[start of Extracted records]

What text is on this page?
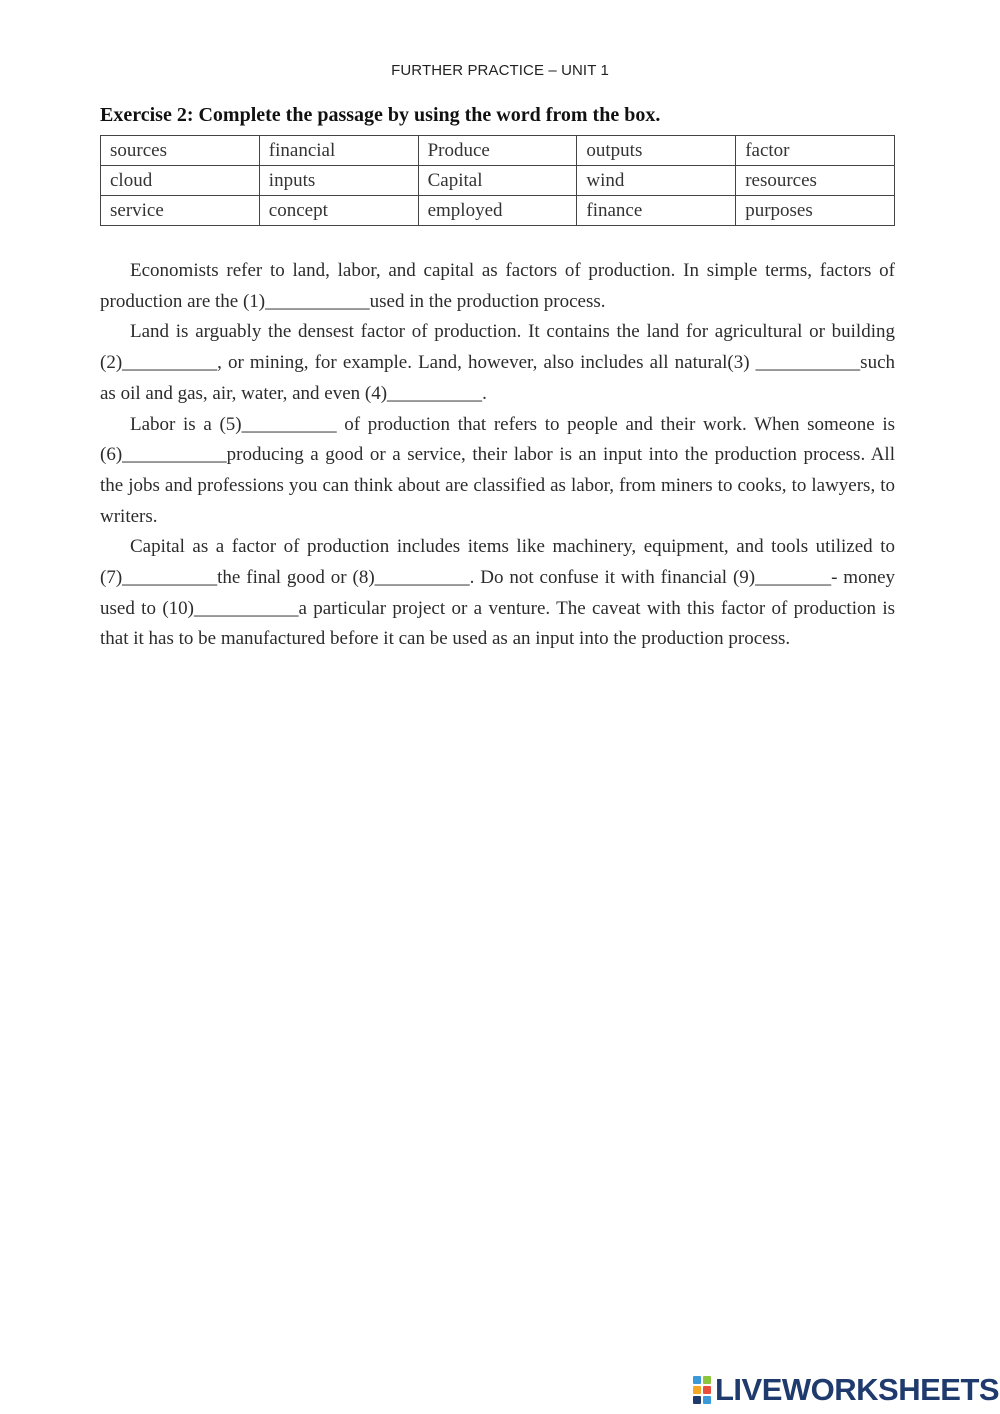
FURTHER PRACTICE – UNIT 1
Exercise 2: Complete the passage by using the word from the box.
sources	financial	Produce	outputs	factor
cloud	inputs	Capital	wind	resources
service	concept	employed	finance	purposes

Economists refer to land, labor, and capital as factors of production. In simple terms, factors of production are the (1)___________used in the production process.

Land is arguably the densest factor of production. It contains the land for agricultural or building (2)__________, or mining, for example. Land, however, also includes all natural(3) ___________such as oil and gas, air, water, and even (4)__________.

Labor is a (5)__________ of production that refers to people and their work. When someone is (6)___________producing a good or a service, their labor is an input into the production process. All the jobs and professions you can think about are classified as labor, from miners to cooks, to lawyers, to writers.

Capital as a factor of production includes items like machinery, equipment, and tools utilized to (7)__________the final good or (8)__________. Do not confuse it with financial (9)________- money used to (10)___________a particular project or a venture. The caveat with this factor of production is that it has to be manufactured before it can be used as an input into the production process.

LIVEWORKSHEETS
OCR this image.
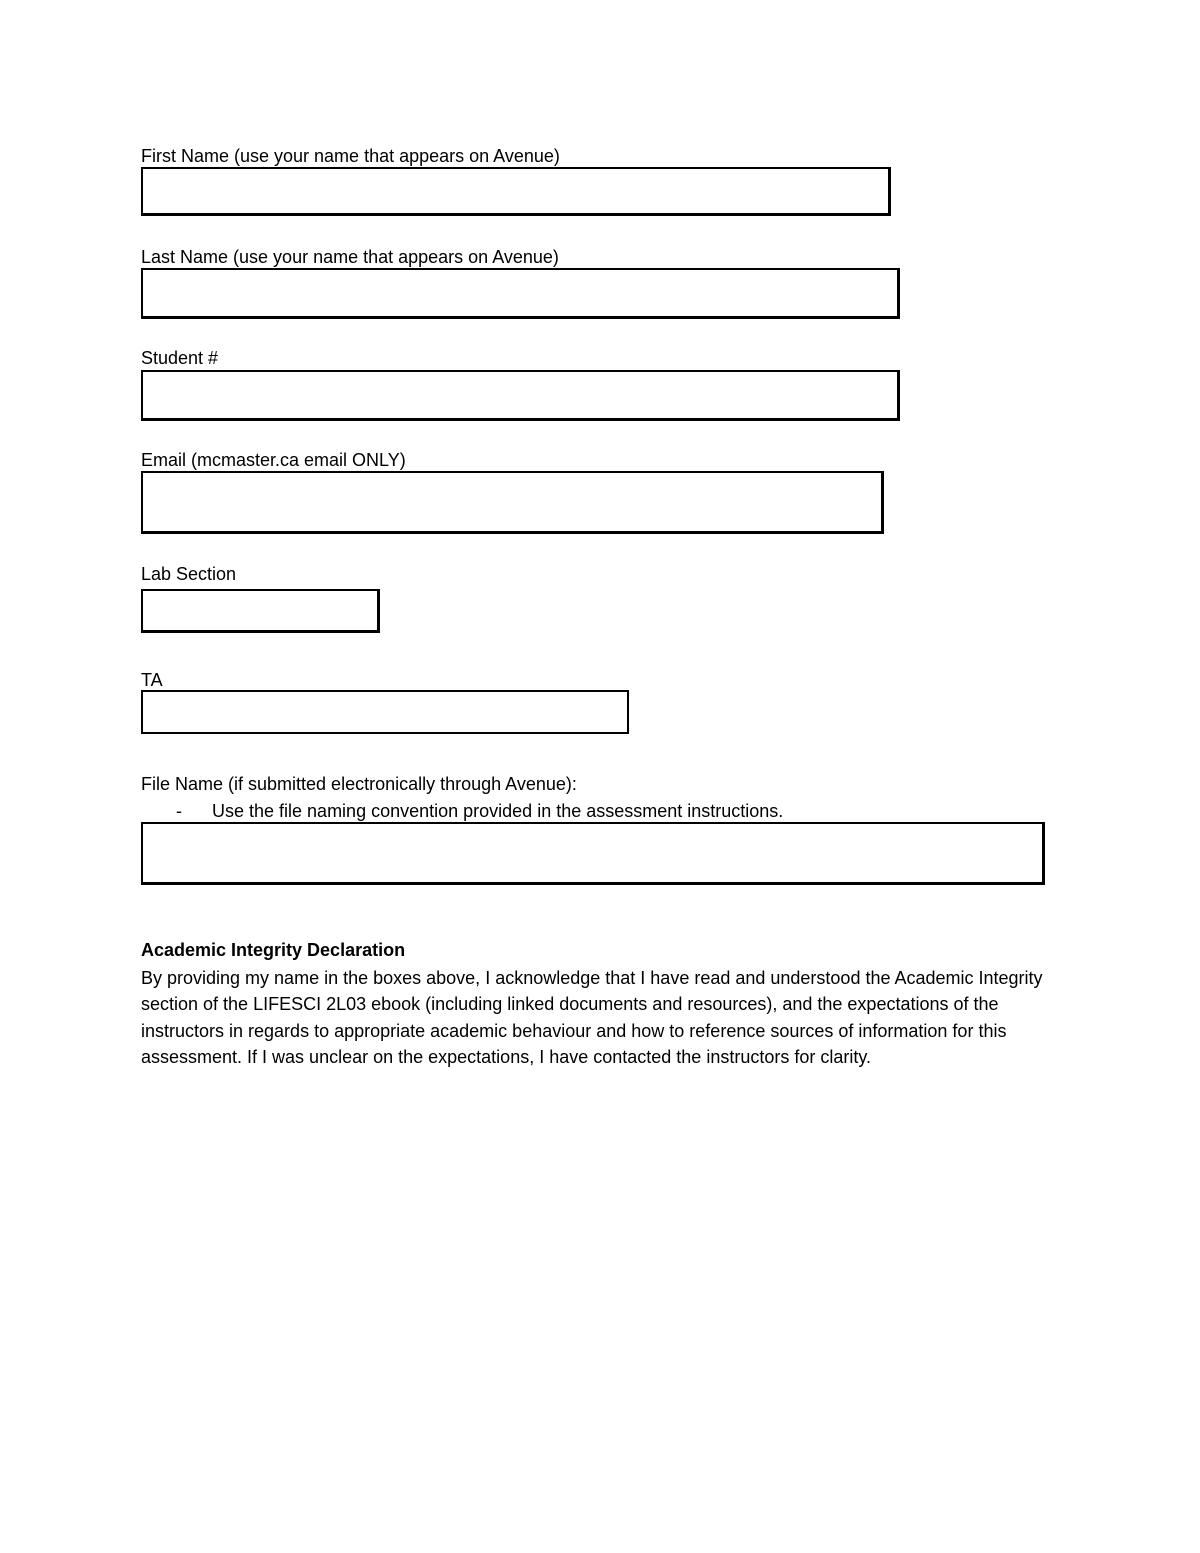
First Name (use your name that appears on Avenue)
Last Name (use your name that appears on Avenue)
Student #
Email (mcmaster.ca email ONLY)
Lab Section
TA
File Name (if submitted electronically through Avenue):
- Use the file naming convention provided in the assessment instructions.
Academic Integrity Declaration
By providing my name in the boxes above, I acknowledge that I have read and understood the Academic Integrity section of the LIFESCI 2L03 ebook (including linked documents and resources), and the expectations of the instructors in regards to appropriate academic behaviour and how to reference sources of information for this assessment. If I was unclear on the expectations, I have contacted the instructors for clarity.
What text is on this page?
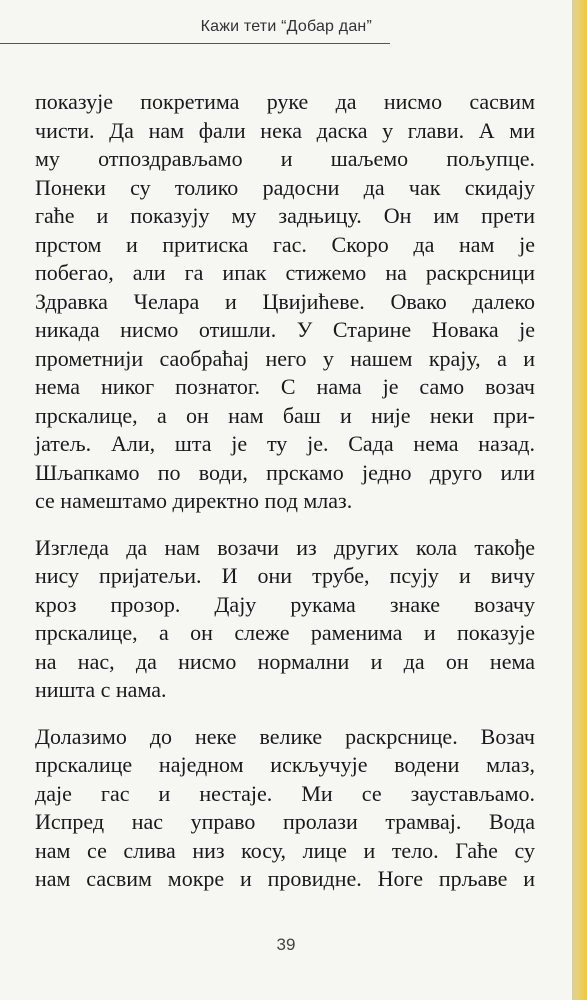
Кажи тети “Добар дан”
показује покретима руке да нисмо сасвим
чисти. Да нам фали нека даска у глави. А ми
му отпоздрављамо и шаљемо пољупце.
Понеки су толико радосни да чак скидају
гаће и показују му задњицу. Он им прети
прстом и притиска гас. Скоро да нам је
побегао, али га ипак стижемо на раскрсници
Здравка Челара и Цвијићеве. Овако далеко
никада нисмо отишли. У Старине Новака је
прометнији саобраћај него у нашем крају, а и
нема никог познатог. С нама је само возач
прскалице, а он нам баш и није неки при-
јатељ. Али, шта је ту је. Сада нема назад.
Шљапкамо по води, прскамо једно друго или
се намештамо директно под млаз.
Изгледа да нам возачи из других кола такође
нису пријатељи. И они трубе, псују и вичу
кроз прозор. Дају рукама знаке возачу
прскалице, а он слеже раменима и показује
на нас, да нисмо нормални и да он нема
ништа с нама.
Долазимо до неке велике раскрснице. Возач
прскалице наједном искључује водени млаз,
даје гас и нестаје. Ми се заустављамо.
Испред нас управо пролази трамвај. Вода
нам се слива низ косу, лице и тело. Гаће су
нам сасвим мокре и провидне. Ноге прљаве и
39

[end of Extracted records]

(Task instructions)
Drop the images and repeat the data exactly.

(Correct response)
What text is on this page?
FURTHER PRACTICE – UNIT 1
Exercise 2: Complete the passage by using the word from the box.
sources	financial	Produce	outputs	factor
cloud	inputs	Capital	wind	resources
service	concept	employed	finance	purposes

Economists refer to land, labor, and capital as factors of production. In simple terms, factors of production are the (1)___________used in the production process.

Land is arguably the densest factor of production. It contains the land for agricultural or building (2)__________, or mining, for example. Land, however, also includes all natural(3) ___________such as oil and gas, air, water, and even (4)__________.

Labor is a (5)__________ of production that refers to people and their work. When someone is (6)___________producing a good or a service, their labor is an input into the production process. All the jobs and professions you can think about are classified as labor, from miners to cooks, to lawyers, to writers.

Capital as a factor of production includes items like machinery, equipment, and tools utilized to (7)__________the final good or (8)__________. Do not confuse it with financial (9)________- money used to (10)___________a particular project or a venture. The caveat with this factor of production is that it has to be manufactured before it can be used as an input into the production process.

LIVEWORKSHEETS
OCR this image.
First Name (use your name that appears on Avenue)
Last Name (use your name that appears on Avenue)
Student #
Email (mcmaster.ca email ONLY)
Lab Section
TA
File Name (if submitted electronically through Avenue):
- Use the file naming convention provided in the assessment instructions.
Academic Integrity Declaration
By providing my name in the boxes above, I acknowledge that I have read and understood the Academic Integrity section of the LIFESCI 2L03 ebook (including linked documents and resources), and the expectations of the instructors in regards to appropriate academic behaviour and how to reference sources of information for this assessment. If I was unclear on the expectations, I have contacted the instructors for clarity.
What text is on this page?
Кажи тети “Добар дан”
показује покретима руке да нисмо сасвим
чисти. Да нам фали нека даска у глави. А ми
му отпоздрављамо и шаљемо пољупце.
Понеки су толико радосни да чак скидају
гаће и показују му задњицу. Он им прети
прстом и притиска гас. Скоро да нам је
побегао, али га ипак стижемо на раскрсници
Здравка Челара и Цвијићеве. Овако далеко
никада нисмо отишли. У Старине Новака је
прометнији саобраћај него у нашем крају, а и
нема никог познатог. С нама је само возач
прскалице, а он нам баш и није неки при-
јатељ. Али, шта је ту је. Сада нема назад.
Шљапкамо по води, прскамо једно друго или
се намештамо директно под млаз.
Изгледа да нам возачи из других кола такође
нису пријатељи. И они трубе, псују и вичу
кроз прозор. Дају рукама знаке возачу
прскалице, а он слеже раменима и показује
на нас, да нисмо нормални и да он нема
ништа с нама.
Долазимо до неке велике раскрснице. Возач
прскалице наједном искључује водени млаз,
даје гас и нестаје. Ми се заустављамо.
Испред нас управо пролази трамвај. Вода
нам се слива низ косу, лице и тело. Гаће су
нам сасвим мокре и провидне. Ноге прљаве и
39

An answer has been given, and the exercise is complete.